Records for processing.
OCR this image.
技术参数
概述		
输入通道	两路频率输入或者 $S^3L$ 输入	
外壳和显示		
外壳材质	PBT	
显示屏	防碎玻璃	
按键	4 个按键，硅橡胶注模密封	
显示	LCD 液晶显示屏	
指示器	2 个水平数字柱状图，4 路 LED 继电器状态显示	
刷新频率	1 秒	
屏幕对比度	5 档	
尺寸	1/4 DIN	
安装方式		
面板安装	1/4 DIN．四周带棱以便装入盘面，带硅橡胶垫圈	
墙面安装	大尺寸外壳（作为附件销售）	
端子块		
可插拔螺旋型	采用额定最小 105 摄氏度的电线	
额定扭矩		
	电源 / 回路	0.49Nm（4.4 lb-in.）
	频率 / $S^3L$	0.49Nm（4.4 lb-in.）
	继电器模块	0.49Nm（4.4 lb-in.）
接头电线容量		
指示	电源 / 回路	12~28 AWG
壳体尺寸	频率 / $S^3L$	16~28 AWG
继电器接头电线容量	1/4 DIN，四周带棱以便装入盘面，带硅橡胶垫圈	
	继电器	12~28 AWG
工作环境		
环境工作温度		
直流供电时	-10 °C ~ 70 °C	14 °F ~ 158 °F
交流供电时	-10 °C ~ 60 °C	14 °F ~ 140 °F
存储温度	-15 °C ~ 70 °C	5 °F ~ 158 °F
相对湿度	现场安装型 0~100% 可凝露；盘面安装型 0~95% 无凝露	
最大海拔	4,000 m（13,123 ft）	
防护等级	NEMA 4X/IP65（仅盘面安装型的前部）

...

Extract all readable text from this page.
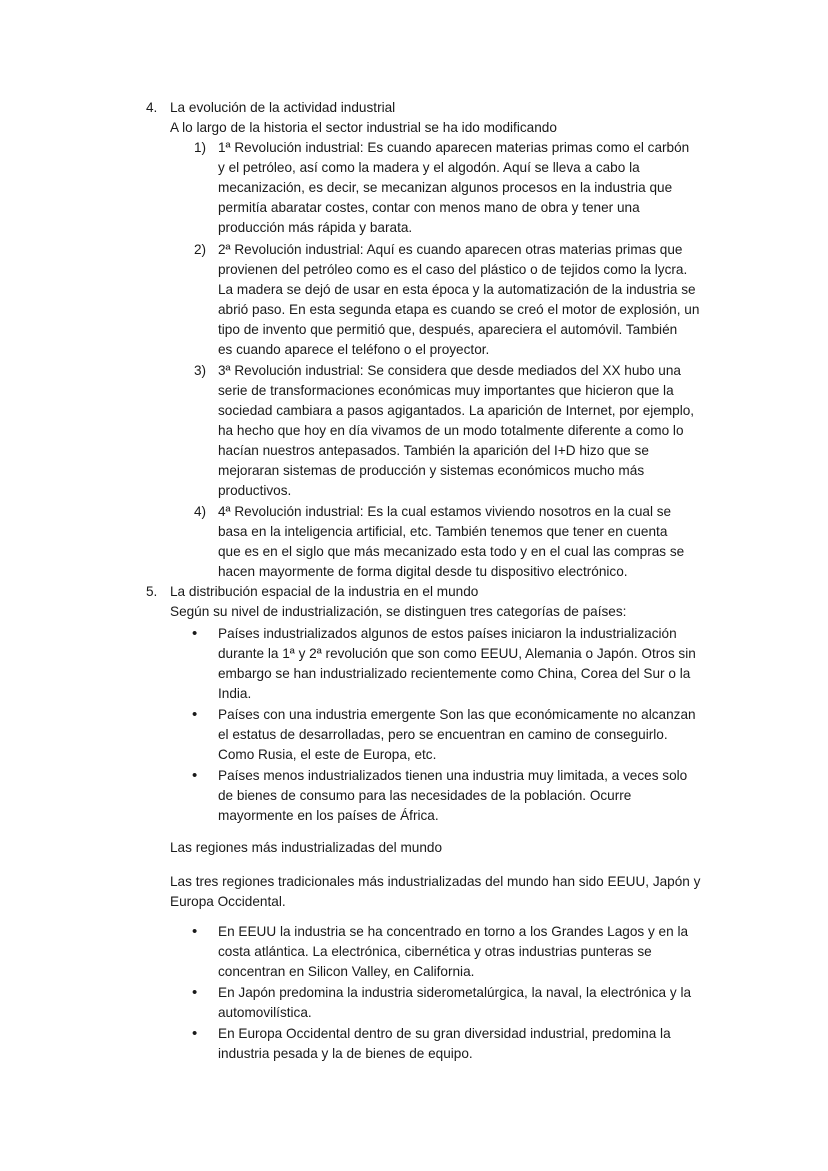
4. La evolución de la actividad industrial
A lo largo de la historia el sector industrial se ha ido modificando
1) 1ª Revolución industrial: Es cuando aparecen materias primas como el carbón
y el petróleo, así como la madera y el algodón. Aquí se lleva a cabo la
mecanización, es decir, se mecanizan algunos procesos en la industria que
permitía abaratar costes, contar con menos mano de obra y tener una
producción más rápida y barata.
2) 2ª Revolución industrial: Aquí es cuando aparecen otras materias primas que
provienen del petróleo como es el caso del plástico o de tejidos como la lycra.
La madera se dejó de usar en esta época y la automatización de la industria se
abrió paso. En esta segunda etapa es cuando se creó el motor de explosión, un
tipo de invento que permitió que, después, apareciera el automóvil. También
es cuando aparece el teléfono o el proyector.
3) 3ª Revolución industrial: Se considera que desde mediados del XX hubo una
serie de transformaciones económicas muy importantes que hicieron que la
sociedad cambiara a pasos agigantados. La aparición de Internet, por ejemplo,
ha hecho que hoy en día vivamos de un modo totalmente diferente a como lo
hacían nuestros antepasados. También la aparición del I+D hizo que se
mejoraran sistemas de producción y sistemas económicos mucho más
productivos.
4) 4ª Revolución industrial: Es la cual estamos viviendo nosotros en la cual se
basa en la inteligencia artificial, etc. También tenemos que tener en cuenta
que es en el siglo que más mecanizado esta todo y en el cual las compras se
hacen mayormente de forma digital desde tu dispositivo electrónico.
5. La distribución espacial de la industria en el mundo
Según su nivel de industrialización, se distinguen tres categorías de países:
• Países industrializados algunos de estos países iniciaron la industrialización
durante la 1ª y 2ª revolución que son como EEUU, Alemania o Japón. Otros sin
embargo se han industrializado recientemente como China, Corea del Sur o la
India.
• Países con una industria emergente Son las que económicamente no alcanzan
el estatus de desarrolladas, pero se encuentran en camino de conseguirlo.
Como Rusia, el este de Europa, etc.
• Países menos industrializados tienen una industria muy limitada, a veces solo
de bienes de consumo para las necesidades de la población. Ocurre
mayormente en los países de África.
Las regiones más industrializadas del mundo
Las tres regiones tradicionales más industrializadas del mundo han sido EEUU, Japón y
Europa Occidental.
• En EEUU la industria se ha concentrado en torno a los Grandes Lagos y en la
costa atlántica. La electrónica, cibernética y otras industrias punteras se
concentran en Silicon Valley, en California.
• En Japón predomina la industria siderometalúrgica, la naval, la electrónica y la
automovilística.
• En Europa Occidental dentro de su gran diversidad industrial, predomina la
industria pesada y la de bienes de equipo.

Task objective. Give the count of lines that hold the word "this", with nothing added.

Written response. 2